## Soal Latihan 1:
Menurut berita OTT di Dinas Perkim Labuhanbatu, berapa jumlah uang tunai yang diamankan sebagai barang bukti?
## Soal Latihan 2:
Kembalikan secara persis seluruh bagian berita OTT di Dinas Perkim Labuhanbatu, mulai dari "Terkait OTT Perkim" hingga ke "terhadap kasus tersebut.".
## Soal Latihan 3:
Lanjutkan berita tentang OTT di Dinas Perkim Labuhanbatu, dimulai setelah kalimat terakhir yang ditampilkan.

## Kutipan Dokumen:
_ _ _ _ _

Terkait OTT Perkim Ketua BMI Labuhanbatu : Usut Tuntas  

 Ratauprapat - Belum sampai satu minggu sejak Operasi Tangkap Tangan yang dilakukan Kepolisian Daerah Sumatera Utara (Polda Sumut) di Dinas Perumahan dan Permukiman (Perkim) Labuhanbatu, senin (2/3/2020), Netizen yang tergabung dalam grup facebook Gemala Raya terus menyuarakan untuk dilakukan pengembangan terhadap kasus tersebut.

Dalam operasinya Polda Sumut mengamankan 3 orang yang saat ini (6/3/2020) sudah ditetapkan sebagai tersangka, ketiganya yaitu, Kadis Perkim Labuhanbatu Paisal Purba, dan dua stafnya Zefri Hamsyah PNS staf bagian umum dan Kurnia Ananda serta barang bukti yang turut diamankan berupa, uang tunai senilai Rp 40 Juta Rupiah yang dimasukkan dalam amplop cokelat bertuliskan nama Ilham Nasution, PT Telaga Pasir Kuta dan Cek Bertuliskan 1.445.000.000.

_ _ _ _ _

## Data yang Disediakan:
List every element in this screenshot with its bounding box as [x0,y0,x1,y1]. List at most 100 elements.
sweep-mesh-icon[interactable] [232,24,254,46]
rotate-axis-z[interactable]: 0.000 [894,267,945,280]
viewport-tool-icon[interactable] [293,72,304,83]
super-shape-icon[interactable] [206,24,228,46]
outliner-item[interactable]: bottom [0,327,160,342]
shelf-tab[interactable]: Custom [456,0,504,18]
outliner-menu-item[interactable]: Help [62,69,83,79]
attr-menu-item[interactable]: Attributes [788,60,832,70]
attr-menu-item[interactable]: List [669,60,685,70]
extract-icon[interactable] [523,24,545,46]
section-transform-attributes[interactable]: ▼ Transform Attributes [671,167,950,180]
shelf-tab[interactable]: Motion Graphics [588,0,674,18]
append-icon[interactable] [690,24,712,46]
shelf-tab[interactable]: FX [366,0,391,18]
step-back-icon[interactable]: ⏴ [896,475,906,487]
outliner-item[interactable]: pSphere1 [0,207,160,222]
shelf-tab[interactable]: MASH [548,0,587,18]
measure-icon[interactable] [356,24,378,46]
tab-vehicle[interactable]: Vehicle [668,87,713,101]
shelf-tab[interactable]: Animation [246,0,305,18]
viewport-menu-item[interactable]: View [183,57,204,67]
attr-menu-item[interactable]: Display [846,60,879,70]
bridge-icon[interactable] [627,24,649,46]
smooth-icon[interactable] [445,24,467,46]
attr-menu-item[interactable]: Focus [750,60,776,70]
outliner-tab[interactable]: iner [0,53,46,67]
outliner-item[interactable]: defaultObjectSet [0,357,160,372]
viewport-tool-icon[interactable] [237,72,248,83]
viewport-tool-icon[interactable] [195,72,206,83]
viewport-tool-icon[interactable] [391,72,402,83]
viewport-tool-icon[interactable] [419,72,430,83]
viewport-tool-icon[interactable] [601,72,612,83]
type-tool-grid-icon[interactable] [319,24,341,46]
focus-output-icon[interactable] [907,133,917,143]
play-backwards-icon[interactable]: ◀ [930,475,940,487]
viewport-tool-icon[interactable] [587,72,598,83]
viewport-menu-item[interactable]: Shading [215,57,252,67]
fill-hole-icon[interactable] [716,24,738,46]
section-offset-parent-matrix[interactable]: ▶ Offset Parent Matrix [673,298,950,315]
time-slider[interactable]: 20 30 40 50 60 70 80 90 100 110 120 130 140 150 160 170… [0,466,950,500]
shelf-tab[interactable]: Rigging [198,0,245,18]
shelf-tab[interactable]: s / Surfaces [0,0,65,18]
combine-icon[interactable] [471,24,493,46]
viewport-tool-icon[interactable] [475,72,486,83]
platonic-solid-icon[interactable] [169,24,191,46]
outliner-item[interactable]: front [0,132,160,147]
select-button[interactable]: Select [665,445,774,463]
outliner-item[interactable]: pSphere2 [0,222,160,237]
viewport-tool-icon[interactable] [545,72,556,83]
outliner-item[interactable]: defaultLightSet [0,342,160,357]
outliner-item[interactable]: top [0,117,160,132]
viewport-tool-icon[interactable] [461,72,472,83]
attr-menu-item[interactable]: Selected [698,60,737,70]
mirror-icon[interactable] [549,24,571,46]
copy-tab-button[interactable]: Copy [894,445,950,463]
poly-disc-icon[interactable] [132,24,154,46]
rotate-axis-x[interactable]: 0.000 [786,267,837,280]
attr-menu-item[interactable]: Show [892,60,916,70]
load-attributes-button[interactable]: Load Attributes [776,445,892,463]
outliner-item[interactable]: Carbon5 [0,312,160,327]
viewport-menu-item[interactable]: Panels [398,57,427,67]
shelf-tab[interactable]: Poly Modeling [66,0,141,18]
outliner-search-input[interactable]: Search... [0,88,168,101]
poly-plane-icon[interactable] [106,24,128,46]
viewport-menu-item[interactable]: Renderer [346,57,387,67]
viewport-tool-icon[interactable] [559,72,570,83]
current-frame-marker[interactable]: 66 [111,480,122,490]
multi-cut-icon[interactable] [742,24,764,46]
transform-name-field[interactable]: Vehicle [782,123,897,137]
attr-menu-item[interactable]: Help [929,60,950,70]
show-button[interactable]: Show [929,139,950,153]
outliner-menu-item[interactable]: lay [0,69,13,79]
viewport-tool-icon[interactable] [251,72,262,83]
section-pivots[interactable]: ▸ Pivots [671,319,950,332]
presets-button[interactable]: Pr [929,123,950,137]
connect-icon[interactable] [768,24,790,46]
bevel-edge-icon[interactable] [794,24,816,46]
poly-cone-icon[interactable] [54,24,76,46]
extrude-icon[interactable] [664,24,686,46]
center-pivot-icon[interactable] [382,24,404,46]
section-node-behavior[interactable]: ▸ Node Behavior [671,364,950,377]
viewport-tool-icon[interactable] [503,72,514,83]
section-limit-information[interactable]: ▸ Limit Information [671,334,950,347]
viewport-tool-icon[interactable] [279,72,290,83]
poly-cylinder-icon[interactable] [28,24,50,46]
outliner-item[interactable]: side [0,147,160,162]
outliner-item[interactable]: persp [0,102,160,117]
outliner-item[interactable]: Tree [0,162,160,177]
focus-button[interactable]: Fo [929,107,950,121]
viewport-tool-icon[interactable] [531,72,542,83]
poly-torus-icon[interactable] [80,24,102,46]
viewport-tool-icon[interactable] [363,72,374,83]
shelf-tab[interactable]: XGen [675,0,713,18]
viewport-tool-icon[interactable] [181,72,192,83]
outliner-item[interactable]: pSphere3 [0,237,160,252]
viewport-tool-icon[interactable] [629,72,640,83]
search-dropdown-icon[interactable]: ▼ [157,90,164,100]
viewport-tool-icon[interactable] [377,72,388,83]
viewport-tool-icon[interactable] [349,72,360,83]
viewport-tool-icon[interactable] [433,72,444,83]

_ _ _ _ _

## Jawaban Latihan 1:
Rp 40 juta.

## Jawaban Latihan 2:
Terkait OTT Perkim Ketua BMI Labuhanbatu : Usut Tuntas  

 Ratauprapat - Belum sampai satu minggu sejak Operasi Tangkap Tangan yang dilakukan Kepolisian Daerah Sumatera Utara (Polda Sumut) di Dinas Perumahan dan Permukiman (Perkim) Labuhanbatu, senin (2/3/2020), Netizen yang tergabung dalam grup facebook Gemala Raya terus menyuarakan untuk dilakukan pengembangan terhadap kasus tersebut.

## Jawaban Latihan 3:
Seperti diketahui tindakan pungutan liar (pungli) dilakukan untuk mempercepat proses pembayaran 100 persen atas proyek pengadaan pengerjaan pembangunan Rumah Sakit Umum Daerah (RSUD) Labuhanbatu Tahun Anggaran (TA) 2019.

Ketua DPC BMI Kab Labuhanbatu, Riky Pasaribu turut prihatin atas kejadian OTT di Kabupaten tercinta ini. Sebelumnya, di tahun 2019 juga terjadi OTT terhadap Kepala Puskesmas Perlayuan.

Ia menyerukan kepada seluruh OPD yang ada di Labuhanbatu agar tidak ngelantur, dan bekerja sesuai fungsinya.

"Gak usah cawe-cawe lah, yang bukan tanggung jawab di urusi, apalagi urusan proses percepatan pembayaran pengadaan pengerjaan pembangunan" ucapnya tegas

Iya juga meminta Pihak Kepolisian Daerah Sumatera Utara (Polda Sumut) untuk mengusut tuntas siapa saja oknum yang terlibat dalam kasus tersebut.